• REQUIRED TASK:
Spot each line in the records below where the word "like" occurs, then copy it.

• DATA ROWS:

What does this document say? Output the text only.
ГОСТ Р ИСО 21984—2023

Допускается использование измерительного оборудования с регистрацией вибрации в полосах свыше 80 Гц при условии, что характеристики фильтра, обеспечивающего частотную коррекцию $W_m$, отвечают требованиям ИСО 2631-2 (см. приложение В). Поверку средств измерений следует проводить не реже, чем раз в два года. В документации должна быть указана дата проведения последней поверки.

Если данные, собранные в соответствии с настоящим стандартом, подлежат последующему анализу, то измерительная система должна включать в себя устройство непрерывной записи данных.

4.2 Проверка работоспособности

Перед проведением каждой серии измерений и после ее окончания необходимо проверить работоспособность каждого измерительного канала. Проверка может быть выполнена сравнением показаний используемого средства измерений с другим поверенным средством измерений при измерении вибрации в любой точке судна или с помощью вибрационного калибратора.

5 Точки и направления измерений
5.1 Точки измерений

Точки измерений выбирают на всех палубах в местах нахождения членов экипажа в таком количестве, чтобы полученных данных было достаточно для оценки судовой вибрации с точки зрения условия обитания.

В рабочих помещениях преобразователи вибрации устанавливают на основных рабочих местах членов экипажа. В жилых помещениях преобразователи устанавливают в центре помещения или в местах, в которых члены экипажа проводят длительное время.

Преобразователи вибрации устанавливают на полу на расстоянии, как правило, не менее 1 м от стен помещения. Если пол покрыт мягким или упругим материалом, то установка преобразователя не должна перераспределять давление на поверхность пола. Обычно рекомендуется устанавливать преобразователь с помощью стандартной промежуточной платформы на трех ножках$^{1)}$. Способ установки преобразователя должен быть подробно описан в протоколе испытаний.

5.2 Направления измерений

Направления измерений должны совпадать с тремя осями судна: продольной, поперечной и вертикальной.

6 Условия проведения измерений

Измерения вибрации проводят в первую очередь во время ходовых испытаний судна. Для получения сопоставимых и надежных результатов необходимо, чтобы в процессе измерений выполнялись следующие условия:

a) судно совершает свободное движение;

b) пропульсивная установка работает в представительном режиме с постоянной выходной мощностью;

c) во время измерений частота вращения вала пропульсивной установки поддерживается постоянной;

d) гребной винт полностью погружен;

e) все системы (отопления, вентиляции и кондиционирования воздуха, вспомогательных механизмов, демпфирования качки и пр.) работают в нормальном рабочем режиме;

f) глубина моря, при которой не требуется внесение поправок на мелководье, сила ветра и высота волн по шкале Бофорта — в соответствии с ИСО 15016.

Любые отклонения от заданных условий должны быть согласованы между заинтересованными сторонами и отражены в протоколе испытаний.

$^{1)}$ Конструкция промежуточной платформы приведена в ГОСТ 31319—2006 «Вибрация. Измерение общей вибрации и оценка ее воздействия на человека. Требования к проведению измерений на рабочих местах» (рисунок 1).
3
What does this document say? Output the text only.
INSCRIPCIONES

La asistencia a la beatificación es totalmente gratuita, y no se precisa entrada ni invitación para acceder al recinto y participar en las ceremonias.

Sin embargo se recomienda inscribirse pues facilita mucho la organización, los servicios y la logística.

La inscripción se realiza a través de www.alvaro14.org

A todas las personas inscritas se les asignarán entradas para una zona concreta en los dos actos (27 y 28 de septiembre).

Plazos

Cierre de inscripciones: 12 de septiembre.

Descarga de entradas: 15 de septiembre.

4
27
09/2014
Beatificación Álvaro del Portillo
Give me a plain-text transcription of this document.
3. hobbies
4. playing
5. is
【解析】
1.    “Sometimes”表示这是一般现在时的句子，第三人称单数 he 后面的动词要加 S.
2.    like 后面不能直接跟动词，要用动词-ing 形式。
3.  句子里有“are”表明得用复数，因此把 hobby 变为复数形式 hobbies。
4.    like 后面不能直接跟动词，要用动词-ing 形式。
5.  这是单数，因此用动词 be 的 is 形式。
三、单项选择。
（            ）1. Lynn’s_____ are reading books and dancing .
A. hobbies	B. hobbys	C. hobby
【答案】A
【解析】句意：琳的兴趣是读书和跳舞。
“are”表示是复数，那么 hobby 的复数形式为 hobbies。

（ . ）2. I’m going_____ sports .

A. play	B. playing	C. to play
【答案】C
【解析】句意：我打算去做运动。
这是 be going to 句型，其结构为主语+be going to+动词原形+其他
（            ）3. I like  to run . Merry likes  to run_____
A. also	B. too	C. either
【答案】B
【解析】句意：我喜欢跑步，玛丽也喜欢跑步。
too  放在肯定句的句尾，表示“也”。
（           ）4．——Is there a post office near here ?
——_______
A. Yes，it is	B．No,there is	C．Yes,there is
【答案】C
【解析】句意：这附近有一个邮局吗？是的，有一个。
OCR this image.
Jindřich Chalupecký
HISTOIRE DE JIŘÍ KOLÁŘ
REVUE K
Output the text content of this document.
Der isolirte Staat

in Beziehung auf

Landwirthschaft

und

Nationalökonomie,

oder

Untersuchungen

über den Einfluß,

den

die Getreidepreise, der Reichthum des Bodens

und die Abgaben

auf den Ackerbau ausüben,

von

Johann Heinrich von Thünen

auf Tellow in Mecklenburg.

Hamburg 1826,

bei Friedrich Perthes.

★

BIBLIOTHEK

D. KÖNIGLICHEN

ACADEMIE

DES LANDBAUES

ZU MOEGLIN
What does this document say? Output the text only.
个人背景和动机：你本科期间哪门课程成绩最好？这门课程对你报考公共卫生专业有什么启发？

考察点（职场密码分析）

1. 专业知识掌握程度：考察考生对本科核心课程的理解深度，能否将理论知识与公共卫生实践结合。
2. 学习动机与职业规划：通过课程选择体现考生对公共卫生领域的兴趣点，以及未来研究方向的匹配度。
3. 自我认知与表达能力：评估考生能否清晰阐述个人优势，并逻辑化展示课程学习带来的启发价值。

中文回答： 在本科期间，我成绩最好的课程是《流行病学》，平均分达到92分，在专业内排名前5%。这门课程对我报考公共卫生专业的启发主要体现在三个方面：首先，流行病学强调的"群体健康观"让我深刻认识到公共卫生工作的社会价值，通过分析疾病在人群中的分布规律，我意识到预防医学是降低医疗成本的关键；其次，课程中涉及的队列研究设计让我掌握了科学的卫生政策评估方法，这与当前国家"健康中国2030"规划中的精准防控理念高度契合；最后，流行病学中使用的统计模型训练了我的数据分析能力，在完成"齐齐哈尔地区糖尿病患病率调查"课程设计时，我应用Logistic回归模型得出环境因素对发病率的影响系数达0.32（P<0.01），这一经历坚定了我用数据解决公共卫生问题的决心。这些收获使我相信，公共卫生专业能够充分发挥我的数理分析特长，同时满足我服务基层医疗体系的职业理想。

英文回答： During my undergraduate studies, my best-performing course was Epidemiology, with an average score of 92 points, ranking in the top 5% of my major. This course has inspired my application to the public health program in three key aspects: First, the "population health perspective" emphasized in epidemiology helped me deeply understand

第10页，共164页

• FINAL ANSWER:
2.    like 后面不能直接跟动词，要用动词-ing 形式。
4.    like 后面不能直接跟动词，要用动词-ing 形式。
（            ）3. I like  to run . Merry likes  to run_____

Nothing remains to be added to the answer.